- _ITEMS_
— Begin —
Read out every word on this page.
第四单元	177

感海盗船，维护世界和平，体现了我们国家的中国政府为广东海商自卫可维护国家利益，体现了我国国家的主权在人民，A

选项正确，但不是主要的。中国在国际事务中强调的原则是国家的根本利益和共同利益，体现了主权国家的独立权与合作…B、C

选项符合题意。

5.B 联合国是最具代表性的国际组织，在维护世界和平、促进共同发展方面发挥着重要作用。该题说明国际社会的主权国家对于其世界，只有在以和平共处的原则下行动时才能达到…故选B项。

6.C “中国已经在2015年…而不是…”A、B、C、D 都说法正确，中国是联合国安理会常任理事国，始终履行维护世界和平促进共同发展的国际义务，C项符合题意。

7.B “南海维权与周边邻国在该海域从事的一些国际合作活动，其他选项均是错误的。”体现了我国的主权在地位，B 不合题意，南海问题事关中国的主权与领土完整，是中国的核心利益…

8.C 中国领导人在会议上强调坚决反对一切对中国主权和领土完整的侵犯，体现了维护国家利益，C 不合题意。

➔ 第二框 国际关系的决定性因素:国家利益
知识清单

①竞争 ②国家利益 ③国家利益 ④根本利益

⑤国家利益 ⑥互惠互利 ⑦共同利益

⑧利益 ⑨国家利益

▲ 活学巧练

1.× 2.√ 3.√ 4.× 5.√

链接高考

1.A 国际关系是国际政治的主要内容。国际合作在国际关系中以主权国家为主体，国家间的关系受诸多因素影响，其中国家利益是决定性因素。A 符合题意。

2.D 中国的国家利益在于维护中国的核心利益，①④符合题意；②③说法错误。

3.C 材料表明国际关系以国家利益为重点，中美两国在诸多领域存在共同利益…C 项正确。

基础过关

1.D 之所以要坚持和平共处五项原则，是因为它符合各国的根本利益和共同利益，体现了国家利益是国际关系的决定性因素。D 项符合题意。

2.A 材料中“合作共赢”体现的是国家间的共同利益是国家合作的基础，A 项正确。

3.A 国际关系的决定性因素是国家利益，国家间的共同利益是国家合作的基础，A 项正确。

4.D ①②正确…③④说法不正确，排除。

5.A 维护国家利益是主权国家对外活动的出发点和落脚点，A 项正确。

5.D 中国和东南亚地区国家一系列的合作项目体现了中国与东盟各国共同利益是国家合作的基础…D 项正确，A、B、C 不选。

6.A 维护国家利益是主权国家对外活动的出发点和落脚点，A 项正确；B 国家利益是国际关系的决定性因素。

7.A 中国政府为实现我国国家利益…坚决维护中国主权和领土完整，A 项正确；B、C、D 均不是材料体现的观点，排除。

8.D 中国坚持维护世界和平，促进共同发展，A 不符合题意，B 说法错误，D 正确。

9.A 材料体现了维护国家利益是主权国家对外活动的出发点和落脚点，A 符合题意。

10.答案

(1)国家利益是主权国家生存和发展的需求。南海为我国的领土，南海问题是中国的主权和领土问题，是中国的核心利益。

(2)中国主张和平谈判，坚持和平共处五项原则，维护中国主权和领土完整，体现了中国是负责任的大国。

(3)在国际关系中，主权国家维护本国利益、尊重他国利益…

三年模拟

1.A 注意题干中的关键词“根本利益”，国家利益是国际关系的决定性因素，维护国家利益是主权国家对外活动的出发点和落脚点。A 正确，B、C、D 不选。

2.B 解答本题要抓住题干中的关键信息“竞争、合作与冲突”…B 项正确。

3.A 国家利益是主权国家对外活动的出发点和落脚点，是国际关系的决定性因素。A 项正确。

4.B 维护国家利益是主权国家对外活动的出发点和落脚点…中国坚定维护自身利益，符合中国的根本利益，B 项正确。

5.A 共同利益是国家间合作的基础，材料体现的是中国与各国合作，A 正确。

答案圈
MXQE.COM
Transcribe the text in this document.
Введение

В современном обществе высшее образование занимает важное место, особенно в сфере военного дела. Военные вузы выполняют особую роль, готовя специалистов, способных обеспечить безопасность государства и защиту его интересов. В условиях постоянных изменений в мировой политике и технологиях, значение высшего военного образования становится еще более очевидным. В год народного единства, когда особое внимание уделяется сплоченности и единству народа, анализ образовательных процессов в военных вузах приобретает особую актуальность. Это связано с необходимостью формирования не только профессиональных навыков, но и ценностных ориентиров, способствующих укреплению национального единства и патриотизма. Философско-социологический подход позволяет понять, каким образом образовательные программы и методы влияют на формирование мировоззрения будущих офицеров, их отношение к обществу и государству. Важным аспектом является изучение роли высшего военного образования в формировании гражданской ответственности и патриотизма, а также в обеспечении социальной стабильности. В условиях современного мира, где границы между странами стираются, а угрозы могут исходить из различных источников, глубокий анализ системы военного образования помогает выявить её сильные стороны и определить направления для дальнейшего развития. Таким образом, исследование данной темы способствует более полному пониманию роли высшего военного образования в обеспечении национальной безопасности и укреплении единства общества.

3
— End —
- _DESCRIPTION OF THE TASK_
Please set down each line of the records exactly as given.

- _SOLUTION TO THE PROBLEM_
Read out every word on this page.
第四单元	177

感海盗船，维护世界和平，体现了我们国家的中国政府为广东海商自卫可维护国家利益，体现了我国国家的主权在人民，A

选项正确，但不是主要的。中国在国际事务中强调的原则是国家的根本利益和共同利益，体现了主权国家的独立权与合作…B、C

选项符合题意。

5.B 联合国是最具代表性的国际组织，在维护世界和平、促进共同发展方面发挥着重要作用。该题说明国际社会的主权国家对于其世界，只有在以和平共处的原则下行动时才能达到…故选B项。

6.C “中国已经在2015年…而不是…”A、B、C、D 都说法正确，中国是联合国安理会常任理事国，始终履行维护世界和平促进共同发展的国际义务，C项符合题意。

7.B “南海维权与周边邻国在该海域从事的一些国际合作活动，其他选项均是错误的。”体现了我国的主权在地位，B 不合题意，南海问题事关中国的主权与领土完整，是中国的核心利益…

8.C 中国领导人在会议上强调坚决反对一切对中国主权和领土完整的侵犯，体现了维护国家利益，C 不合题意。

➔ 第二框 国际关系的决定性因素:国家利益
知识清单

①竞争 ②国家利益 ③国家利益 ④根本利益

⑤国家利益 ⑥互惠互利 ⑦共同利益

⑧利益 ⑨国家利益

▲ 活学巧练

1.× 2.√ 3.√ 4.× 5.√

链接高考

1.A 国际关系是国际政治的主要内容。国际合作在国际关系中以主权国家为主体，国家间的关系受诸多因素影响，其中国家利益是决定性因素。A 符合题意。

2.D 中国的国家利益在于维护中国的核心利益，①④符合题意；②③说法错误。

3.C 材料表明国际关系以国家利益为重点，中美两国在诸多领域存在共同利益…C 项正确。

基础过关

1.D 之所以要坚持和平共处五项原则，是因为它符合各国的根本利益和共同利益，体现了国家利益是国际关系的决定性因素。D 项符合题意。

2.A 材料中“合作共赢”体现的是国家间的共同利益是国家合作的基础，A 项正确。

3.A 国际关系的决定性因素是国家利益，国家间的共同利益是国家合作的基础，A 项正确。

4.D ①②正确…③④说法不正确，排除。

5.A 维护国家利益是主权国家对外活动的出发点和落脚点，A 项正确。

5.D 中国和东南亚地区国家一系列的合作项目体现了中国与东盟各国共同利益是国家合作的基础…D 项正确，A、B、C 不选。

6.A 维护国家利益是主权国家对外活动的出发点和落脚点，A 项正确；B 国家利益是国际关系的决定性因素。

7.A 中国政府为实现我国国家利益…坚决维护中国主权和领土完整，A 项正确；B、C、D 均不是材料体现的观点，排除。

8.D 中国坚持维护世界和平，促进共同发展，A 不符合题意，B 说法错误，D 正确。

9.A 材料体现了维护国家利益是主权国家对外活动的出发点和落脚点，A 符合题意。

10.答案

(1)国家利益是主权国家生存和发展的需求。南海为我国的领土，南海问题是中国的主权和领土问题，是中国的核心利益。

(2)中国主张和平谈判，坚持和平共处五项原则，维护中国主权和领土完整，体现了中国是负责任的大国。

(3)在国际关系中，主权国家维护本国利益、尊重他国利益…

三年模拟

1.A 注意题干中的关键词“根本利益”，国家利益是国际关系的决定性因素，维护国家利益是主权国家对外活动的出发点和落脚点。A 正确，B、C、D 不选。

2.B 解答本题要抓住题干中的关键信息“竞争、合作与冲突”…B 项正确。

3.A 国家利益是主权国家对外活动的出发点和落脚点，是国际关系的决定性因素。A 项正确。

4.B 维护国家利益是主权国家对外活动的出发点和落脚点…中国坚定维护自身利益，符合中国的根本利益，B 项正确。

5.A 共同利益是国家间合作的基础，材料体现的是中国与各国合作，A 正确。

答案圈
MXQE.COM
Transcribe the text in this document.
Введение

В современном обществе высшее образование занимает важное место, особенно в сфере военного дела. Военные вузы выполняют особую роль, готовя специалистов, способных обеспечить безопасность государства и защиту его интересов. В условиях постоянных изменений в мировой политике и технологиях, значение высшего военного образования становится еще более очевидным. В год народного единства, когда особое внимание уделяется сплоченности и единству народа, анализ образовательных процессов в военных вузах приобретает особую актуальность. Это связано с необходимостью формирования не только профессиональных навыков, но и ценностных ориентиров, способствующих укреплению национального единства и патриотизма. Философско-социологический подход позволяет понять, каким образом образовательные программы и методы влияют на формирование мировоззрения будущих офицеров, их отношение к обществу и государству. Важным аспектом является изучение роли высшего военного образования в формировании гражданской ответственности и патриотизма, а также в обеспечении социальной стабильности. В условиях современного мира, где границы между странами стираются, а угрозы могут исходить из различных источников, глубокий анализ системы военного образования помогает выявить её сильные стороны и определить направления для дальнейшего развития. Таким образом, исследование данной темы способствует более полному пониманию роли высшего военного образования в обеспечении национальной безопасности и укреплении единства общества.

3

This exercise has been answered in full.